■ **What you have to do**: Determine how many lines of the records include "that", and answer with the number alone.

Dataset records:
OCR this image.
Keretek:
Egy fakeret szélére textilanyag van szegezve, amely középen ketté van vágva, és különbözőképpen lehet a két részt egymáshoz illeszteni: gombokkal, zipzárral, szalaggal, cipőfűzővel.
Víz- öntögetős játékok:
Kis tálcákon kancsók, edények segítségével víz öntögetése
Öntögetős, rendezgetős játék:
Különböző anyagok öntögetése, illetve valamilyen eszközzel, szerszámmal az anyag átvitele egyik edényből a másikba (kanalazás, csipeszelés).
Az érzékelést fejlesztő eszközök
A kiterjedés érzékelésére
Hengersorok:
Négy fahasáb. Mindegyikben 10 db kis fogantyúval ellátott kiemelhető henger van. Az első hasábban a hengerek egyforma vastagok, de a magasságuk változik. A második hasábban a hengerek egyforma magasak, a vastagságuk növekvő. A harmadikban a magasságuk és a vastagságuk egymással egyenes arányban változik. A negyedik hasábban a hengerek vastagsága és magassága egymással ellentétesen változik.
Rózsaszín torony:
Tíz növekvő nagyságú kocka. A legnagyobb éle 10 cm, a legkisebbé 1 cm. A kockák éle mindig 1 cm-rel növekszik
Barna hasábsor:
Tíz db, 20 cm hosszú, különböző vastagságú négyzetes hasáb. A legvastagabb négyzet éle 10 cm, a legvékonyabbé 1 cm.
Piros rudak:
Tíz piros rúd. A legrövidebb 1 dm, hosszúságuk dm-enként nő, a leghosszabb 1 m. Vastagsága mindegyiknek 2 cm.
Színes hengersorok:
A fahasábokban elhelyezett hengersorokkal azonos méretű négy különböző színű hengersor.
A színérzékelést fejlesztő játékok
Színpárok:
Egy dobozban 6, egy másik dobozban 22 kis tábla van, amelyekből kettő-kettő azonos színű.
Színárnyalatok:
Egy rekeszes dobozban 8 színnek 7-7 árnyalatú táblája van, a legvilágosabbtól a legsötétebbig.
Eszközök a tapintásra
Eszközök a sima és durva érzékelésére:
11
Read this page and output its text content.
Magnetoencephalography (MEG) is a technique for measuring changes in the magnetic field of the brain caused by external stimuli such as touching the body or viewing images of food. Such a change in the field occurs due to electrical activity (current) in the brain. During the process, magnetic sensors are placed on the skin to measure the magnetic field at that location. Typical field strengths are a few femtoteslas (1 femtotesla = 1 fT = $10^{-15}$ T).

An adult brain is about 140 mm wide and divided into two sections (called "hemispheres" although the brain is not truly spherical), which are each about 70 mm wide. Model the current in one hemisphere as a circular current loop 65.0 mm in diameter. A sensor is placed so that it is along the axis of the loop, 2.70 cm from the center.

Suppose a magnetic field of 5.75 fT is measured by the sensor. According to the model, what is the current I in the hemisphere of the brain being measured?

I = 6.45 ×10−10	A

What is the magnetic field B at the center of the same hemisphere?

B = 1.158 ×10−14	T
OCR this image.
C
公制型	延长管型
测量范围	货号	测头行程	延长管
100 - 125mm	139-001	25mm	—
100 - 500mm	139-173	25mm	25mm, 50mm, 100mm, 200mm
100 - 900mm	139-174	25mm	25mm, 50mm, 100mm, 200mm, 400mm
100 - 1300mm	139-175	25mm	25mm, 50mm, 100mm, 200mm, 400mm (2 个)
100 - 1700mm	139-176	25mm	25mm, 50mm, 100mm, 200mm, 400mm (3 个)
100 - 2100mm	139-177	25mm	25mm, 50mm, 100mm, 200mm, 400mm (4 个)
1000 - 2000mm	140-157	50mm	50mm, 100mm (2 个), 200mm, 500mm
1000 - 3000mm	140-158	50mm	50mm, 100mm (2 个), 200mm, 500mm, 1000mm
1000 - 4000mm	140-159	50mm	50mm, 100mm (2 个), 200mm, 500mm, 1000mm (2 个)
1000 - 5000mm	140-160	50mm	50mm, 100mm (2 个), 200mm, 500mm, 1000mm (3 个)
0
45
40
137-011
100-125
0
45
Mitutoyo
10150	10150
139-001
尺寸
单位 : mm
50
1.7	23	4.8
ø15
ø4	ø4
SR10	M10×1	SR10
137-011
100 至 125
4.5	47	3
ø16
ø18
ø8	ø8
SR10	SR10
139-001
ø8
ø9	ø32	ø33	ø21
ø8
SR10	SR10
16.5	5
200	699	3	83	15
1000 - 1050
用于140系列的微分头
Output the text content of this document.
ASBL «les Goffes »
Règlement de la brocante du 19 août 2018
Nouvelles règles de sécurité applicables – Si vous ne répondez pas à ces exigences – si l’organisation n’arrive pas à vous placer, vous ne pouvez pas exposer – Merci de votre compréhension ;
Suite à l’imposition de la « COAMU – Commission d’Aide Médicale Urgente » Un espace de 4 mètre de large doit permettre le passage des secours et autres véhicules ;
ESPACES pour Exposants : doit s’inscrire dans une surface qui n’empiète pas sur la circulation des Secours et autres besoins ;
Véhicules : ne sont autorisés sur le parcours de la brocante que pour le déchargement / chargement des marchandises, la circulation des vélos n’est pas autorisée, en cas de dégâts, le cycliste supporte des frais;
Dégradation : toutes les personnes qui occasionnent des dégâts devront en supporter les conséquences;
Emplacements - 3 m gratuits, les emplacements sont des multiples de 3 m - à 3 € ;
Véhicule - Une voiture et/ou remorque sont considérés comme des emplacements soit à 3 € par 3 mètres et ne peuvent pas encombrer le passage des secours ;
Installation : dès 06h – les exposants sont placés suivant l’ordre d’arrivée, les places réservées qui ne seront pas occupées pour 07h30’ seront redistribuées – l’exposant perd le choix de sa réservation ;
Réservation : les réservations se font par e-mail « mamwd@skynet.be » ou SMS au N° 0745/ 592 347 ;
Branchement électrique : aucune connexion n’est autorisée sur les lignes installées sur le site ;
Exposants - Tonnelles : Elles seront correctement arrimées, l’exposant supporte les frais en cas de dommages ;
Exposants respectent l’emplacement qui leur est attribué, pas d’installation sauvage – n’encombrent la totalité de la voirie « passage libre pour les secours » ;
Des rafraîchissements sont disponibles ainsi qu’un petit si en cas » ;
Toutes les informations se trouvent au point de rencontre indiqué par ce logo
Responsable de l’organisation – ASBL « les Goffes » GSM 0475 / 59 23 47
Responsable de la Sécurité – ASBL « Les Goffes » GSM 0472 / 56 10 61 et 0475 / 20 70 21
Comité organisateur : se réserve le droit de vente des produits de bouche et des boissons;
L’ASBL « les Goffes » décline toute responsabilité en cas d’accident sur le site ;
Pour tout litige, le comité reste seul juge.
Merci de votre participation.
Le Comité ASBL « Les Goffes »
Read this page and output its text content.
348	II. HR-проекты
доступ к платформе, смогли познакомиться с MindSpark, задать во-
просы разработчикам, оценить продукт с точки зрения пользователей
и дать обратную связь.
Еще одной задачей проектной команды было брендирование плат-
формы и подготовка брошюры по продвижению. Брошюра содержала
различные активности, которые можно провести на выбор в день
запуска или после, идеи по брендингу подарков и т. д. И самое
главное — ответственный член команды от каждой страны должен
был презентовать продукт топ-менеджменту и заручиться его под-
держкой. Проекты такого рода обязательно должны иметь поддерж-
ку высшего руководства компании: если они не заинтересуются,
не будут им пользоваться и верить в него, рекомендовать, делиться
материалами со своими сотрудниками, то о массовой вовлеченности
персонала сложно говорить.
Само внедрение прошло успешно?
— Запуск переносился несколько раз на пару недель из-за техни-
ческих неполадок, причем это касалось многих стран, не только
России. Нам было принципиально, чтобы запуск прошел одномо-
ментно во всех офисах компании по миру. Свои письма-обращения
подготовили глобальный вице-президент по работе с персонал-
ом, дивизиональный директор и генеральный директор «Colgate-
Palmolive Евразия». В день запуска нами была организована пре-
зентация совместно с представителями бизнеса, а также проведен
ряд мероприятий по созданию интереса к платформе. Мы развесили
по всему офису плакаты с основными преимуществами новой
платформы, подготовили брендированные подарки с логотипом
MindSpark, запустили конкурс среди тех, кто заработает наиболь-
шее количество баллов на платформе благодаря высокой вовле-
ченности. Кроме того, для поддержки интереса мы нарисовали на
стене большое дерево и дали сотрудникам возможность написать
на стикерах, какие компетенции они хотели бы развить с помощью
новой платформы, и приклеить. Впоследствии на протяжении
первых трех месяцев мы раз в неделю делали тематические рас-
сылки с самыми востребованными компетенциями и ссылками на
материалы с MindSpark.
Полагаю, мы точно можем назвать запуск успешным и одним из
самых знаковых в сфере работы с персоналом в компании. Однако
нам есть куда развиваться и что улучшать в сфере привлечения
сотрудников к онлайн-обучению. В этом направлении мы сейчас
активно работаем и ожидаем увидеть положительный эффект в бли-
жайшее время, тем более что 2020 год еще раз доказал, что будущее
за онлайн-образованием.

■ **Solution for this exercise**: 2